Rows from a figure dataset
--- begin ---
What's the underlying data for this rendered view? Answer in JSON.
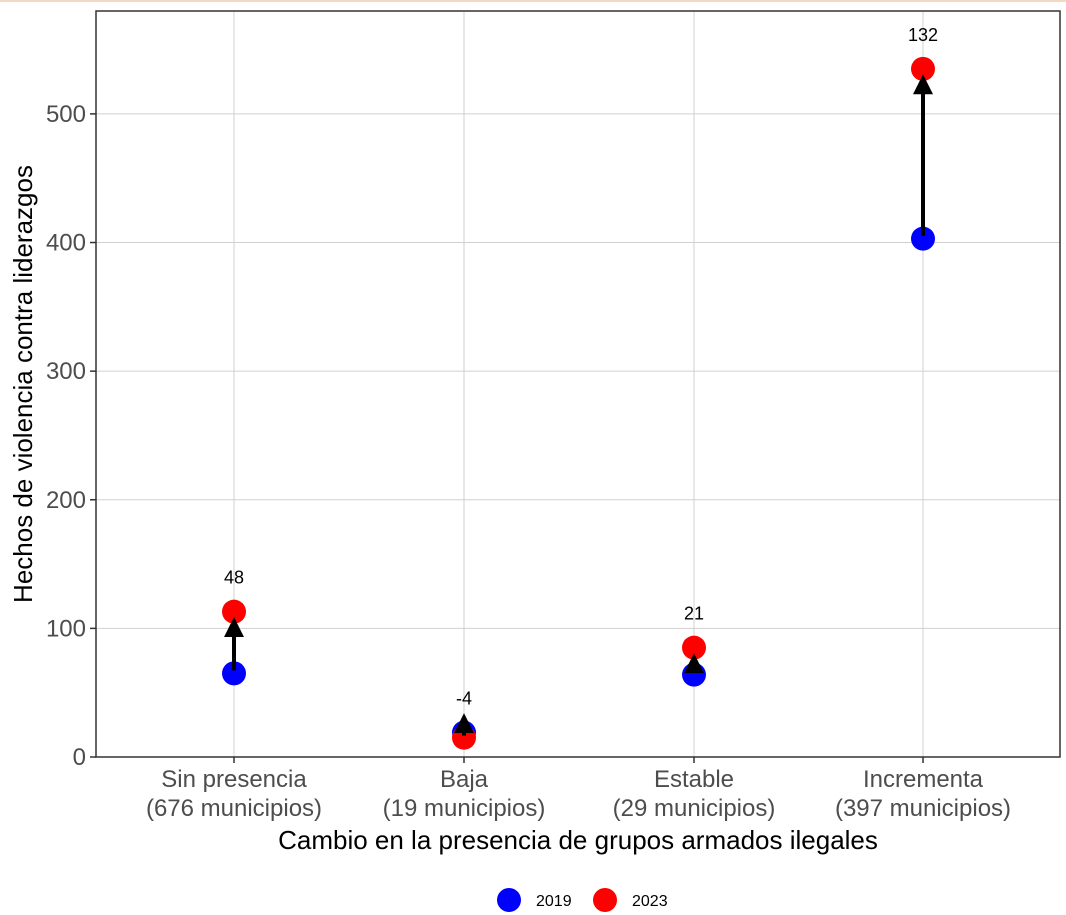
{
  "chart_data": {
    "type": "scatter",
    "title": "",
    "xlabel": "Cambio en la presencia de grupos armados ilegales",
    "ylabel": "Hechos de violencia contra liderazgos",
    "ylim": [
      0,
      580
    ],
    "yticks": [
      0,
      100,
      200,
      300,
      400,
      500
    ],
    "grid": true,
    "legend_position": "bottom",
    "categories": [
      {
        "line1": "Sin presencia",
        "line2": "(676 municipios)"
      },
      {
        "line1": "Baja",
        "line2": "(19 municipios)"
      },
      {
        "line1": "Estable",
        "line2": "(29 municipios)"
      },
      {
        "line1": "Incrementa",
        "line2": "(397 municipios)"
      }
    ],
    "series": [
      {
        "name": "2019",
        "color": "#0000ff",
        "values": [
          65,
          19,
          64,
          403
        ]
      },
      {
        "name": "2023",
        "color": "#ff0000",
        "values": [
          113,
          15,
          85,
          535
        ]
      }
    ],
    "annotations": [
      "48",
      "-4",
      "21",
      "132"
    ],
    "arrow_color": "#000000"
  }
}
--- end ---
§ **Task instructions**:
Restate the data above word for word. Skip every picture.

§ **Exercise result**:
What's the underlying data for this rendered view? Answer in JSON.
{
  "chart_data": {
    "type": "scatter",
    "title": "",
    "xlabel": "Cambio en la presencia de grupos armados ilegales",
    "ylabel": "Hechos de violencia contra liderazgos",
    "ylim": [
      0,
      580
    ],
    "yticks": [
      0,
      100,
      200,
      300,
      400,
      500
    ],
    "grid": true,
    "legend_position": "bottom",
    "categories": [
      {
        "line1": "Sin presencia",
        "line2": "(676 municipios)"
      },
      {
        "line1": "Baja",
        "line2": "(19 municipios)"
      },
      {
        "line1": "Estable",
        "line2": "(29 municipios)"
      },
      {
        "line1": "Incrementa",
        "line2": "(397 municipios)"
      }
    ],
    "series": [
      {
        "name": "2019",
        "color": "#0000ff",
        "values": [
          65,
          19,
          64,
          403
        ]
      },
      {
        "name": "2023",
        "color": "#ff0000",
        "values": [
          113,
          15,
          85,
          535
        ]
      }
    ],
    "annotations": [
      "48",
      "-4",
      "21",
      "132"
    ],
    "arrow_color": "#000000"
  }
}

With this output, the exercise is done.